**TASK INSTRUCTIONS**
Make an exact copy of the entries below.

**DATA PROVIDED**
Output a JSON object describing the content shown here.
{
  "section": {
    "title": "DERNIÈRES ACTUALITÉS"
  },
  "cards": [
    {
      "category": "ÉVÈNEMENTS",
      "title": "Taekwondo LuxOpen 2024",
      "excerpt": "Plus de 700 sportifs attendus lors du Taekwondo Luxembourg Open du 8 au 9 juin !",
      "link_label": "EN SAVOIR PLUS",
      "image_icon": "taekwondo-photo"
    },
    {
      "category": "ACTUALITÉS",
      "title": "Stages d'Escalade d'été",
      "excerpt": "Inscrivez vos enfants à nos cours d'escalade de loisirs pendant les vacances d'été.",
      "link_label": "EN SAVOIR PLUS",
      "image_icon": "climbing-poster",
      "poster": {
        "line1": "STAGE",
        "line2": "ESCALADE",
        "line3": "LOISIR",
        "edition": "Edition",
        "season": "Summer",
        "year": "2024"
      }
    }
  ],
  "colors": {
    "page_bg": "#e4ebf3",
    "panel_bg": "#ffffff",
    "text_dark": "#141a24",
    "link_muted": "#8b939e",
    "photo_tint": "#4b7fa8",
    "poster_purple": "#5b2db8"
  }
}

**ANSWER TO THIS EXERCISE**
Output a JSON object describing the content shown here.
{
  "section": {
    "title": "DERNIÈRES ACTUALITÉS"
  },
  "cards": [
    {
      "category": "ÉVÈNEMENTS",
      "title": "Taekwondo LuxOpen 2024",
      "excerpt": "Plus de 700 sportifs attendus lors du Taekwondo Luxembourg Open du 8 au 9 juin !",
      "link_label": "EN SAVOIR PLUS",
      "image_icon": "taekwondo-photo"
    },
    {
      "category": "ACTUALITÉS",
      "title": "Stages d'Escalade d'été",
      "excerpt": "Inscrivez vos enfants à nos cours d'escalade de loisirs pendant les vacances d'été.",
      "link_label": "EN SAVOIR PLUS",
      "image_icon": "climbing-poster",
      "poster": {
        "line1": "STAGE",
        "line2": "ESCALADE",
        "line3": "LOISIR",
        "edition": "Edition",
        "season": "Summer",
        "year": "2024"
      }
    }
  ],
  "colors": {
    "page_bg": "#e4ebf3",
    "panel_bg": "#ffffff",
    "text_dark": "#141a24",
    "link_muted": "#8b939e",
    "photo_tint": "#4b7fa8",
    "poster_purple": "#5b2db8"
  }
}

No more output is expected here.